● 作業課題 1
スケートクラブ発足の記事に出てくる地名を、重複なしですべて挙げること。組織名の一部になっているものは除く。
● 作業課題 2
スケートクラブ発足の記事から、「スケート競技の活性化を目的に」から「ートの総合クラブ発足は異例。」までを一字も変えずに引用すること。
● 作業課題 3
八ケ岳のスケートクラブ発足を伝える記事を、最後の文に続けて書き進めること。
======== 本文抜粋 ========
八ケ岳にスケート学校 NPO発足 園児から一貫指導

                                                     平成16年10月27日(水):読売新聞

 スケート競技の活性化を目的に、山梨県から長野県にかけての八ケ岳山ろくで、非営利組織(NPO)法人で運営するスケートの総合クラブ「M8スポーツクラブ」が来年にもスタートする。幼稚園から大学生までの一貫を生かし、2010年のバンクーバー冬季五輪に、選手を送り込む構想だ。国内でスケートの総合クラブ発足は異例。

 日本スケート連盟によると、国内のスケート人口減少は深刻で、今年度の登録競技者(6月末時点集計)は1999年度より1166人も減少している。特にショートトラックは、小学生時代からのエリート教育、育成システムを採用する韓国、中国に差を付けられている。このため、山梨学院大法学部の上條醇教授らが中心となって、スケートクラブを発足させることになった。
======== 提供データ ========
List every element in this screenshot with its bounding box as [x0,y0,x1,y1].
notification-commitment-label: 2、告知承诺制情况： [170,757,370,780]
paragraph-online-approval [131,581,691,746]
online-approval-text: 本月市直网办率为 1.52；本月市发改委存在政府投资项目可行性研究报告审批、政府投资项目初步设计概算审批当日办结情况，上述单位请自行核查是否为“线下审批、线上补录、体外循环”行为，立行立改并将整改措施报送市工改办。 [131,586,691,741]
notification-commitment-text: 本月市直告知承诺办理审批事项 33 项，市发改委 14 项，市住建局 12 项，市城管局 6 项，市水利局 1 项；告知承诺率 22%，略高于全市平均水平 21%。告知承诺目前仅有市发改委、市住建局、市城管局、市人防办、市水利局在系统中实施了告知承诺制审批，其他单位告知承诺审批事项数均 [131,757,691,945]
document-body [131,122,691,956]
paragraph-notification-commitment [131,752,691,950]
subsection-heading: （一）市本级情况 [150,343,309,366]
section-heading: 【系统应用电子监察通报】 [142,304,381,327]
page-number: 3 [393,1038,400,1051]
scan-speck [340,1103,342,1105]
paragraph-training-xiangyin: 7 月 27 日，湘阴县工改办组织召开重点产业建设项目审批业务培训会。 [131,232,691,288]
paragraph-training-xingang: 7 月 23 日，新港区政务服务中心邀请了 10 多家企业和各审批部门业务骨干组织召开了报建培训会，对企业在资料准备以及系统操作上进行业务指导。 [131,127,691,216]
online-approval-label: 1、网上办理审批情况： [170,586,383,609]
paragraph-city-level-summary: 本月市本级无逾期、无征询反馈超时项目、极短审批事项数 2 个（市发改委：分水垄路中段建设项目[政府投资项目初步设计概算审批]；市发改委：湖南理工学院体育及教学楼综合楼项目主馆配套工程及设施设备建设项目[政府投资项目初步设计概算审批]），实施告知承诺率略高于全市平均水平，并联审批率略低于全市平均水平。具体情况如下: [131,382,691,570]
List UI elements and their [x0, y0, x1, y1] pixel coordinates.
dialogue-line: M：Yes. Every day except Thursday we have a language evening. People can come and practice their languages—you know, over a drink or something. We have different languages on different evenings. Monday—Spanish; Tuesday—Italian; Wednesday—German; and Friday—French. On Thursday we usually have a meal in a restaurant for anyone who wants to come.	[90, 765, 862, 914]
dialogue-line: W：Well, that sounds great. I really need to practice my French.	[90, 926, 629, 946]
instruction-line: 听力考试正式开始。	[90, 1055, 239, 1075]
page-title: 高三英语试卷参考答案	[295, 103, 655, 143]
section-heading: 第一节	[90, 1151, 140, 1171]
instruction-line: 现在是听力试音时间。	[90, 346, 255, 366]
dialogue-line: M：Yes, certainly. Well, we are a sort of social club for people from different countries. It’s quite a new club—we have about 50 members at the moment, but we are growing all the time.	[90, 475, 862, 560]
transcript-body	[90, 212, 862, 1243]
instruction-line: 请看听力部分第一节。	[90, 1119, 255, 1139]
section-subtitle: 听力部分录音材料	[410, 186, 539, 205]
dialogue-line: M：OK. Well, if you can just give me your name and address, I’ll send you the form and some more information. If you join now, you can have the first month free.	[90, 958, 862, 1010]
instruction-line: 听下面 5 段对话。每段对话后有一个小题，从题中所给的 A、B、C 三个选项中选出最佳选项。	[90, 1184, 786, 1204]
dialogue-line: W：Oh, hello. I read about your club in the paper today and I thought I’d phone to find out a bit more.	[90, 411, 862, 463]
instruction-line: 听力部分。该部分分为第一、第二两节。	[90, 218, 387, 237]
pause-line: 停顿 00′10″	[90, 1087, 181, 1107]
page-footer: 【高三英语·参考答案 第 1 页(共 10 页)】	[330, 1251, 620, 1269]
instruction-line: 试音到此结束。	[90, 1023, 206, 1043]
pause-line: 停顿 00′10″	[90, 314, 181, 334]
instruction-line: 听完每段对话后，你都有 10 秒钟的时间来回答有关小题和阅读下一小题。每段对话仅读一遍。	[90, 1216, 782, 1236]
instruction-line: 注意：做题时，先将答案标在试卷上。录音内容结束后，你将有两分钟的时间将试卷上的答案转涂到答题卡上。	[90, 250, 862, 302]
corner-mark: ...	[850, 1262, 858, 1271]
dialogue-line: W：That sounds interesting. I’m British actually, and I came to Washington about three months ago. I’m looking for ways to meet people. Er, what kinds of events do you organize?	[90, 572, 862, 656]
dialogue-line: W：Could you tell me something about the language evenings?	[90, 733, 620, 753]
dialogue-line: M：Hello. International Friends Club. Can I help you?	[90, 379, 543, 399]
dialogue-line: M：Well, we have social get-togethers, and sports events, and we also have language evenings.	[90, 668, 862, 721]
========
● 解答欄 1
八ケ岳、山梨県、長野県、バンクーバー、韓国、中国

● 解答欄 2
スケート競技の活性化を目的に、山梨県から長野県にかけての八ケ岳山ろくで、非営利組織(NPO)法人で運営するスケートの総合クラブ「M8スポーツクラブ」が来年にもスタートする。幼稚園から大学生までの一貫を生かし、2010年のバンクーバー冬季五輪に、選手を送り込む構想だ。国内でスケートの総合クラブ発足は異例。

● 解答欄 3
 クラブの拠点となるは、甲府市の小瀬スポーツ公園と長野県野辺山の帝産スケートリンク。名称は八ケ岳の「8つのMOUNTAIN」からとった。山梨学院大を母体に、周辺から参加する各年代の少年少女に、ショートトラック、フィギュアスケートなどを指導する。会員は100人程度でスタートし、会費と地元企業からの寄付金で運営する計画で、今月、山梨県にNPO法人の登録を済ませた。

 クラブの理事長に就任した上條教授は「優秀な選手への奨学金制度や、将来の海外遠征のための英語教育なども取り入れたい。スケートに限らず様々なスポーツも手がけたい」と話している。